Your copy of the material below should match it exactly, except that it holds no pictures.
-- Start DATA EXTRACT --
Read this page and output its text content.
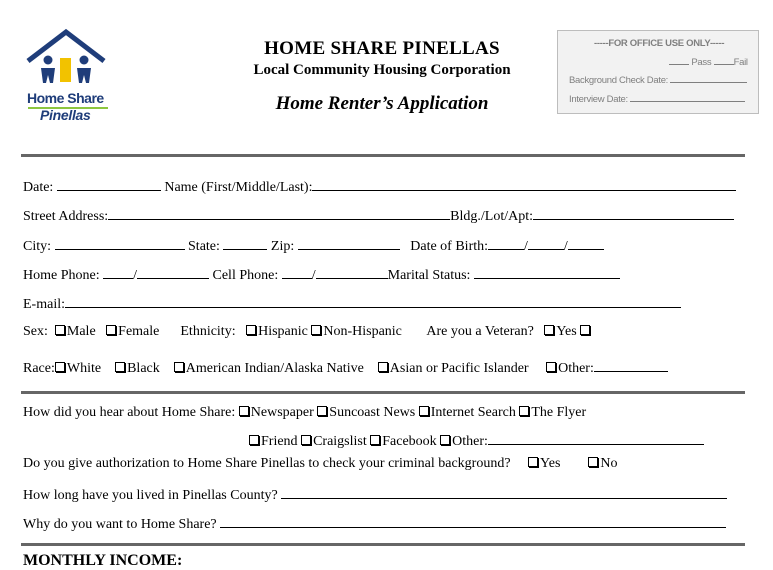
Home Share
Pinellas
HOME SHARE PINELLAS
Local Community Housing Corporation
Home Renter’s Application
-----FOR OFFICE USE ONLY-----
Pass Fail
Background Check Date:
Interview Date:
Date:	Name (First/Middle/Last):
Street Address:	Bldg./Lot/Apt:
City:	State:	Zip:	Date of Birth:	/	/
Home Phone: /	Cell Phone: /	Marital Status:
E-mail:
Sex: Male Female Ethnicity: Hispanic Non-Hispanic Are you a Veteran? Yes
Race: White Black American Indian/Alaska Native Asian or Pacific Islander Other:
How did you hear about Home Share: Newspaper Suncoast News Internet Search The Flyer
Friend Craigslist Facebook Other:
Do you give authorization to Home Share Pinellas to check your criminal background? Yes	No
How long have you lived in Pinellas County?
Why do you want to Home Share?
MONTHLY INCOME:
-- End DATA EXTRACT --
> THE SOLUTION
Read this page and output its text content.
Home Share
Pinellas
HOME SHARE PINELLAS
Local Community Housing Corporation
Home Renter’s Application
-----FOR OFFICE USE ONLY-----
Pass Fail
Background Check Date:
Interview Date:
Date:	Name (First/Middle/Last):
Street Address:	Bldg./Lot/Apt:
City:	State:	Zip:	Date of Birth:	/	/
Home Phone: /	Cell Phone: /	Marital Status:
E-mail:
Sex: Male Female Ethnicity: Hispanic Non-Hispanic Are you a Veteran? Yes
Race: White Black American Indian/Alaska Native Asian or Pacific Islander Other:
How did you hear about Home Share: Newspaper Suncoast News Internet Search The Flyer
Friend Craigslist Facebook Other:
Do you give authorization to Home Share Pinellas to check your criminal background? Yes	No
How long have you lived in Pinellas County?
Why do you want to Home Share?
MONTHLY INCOME:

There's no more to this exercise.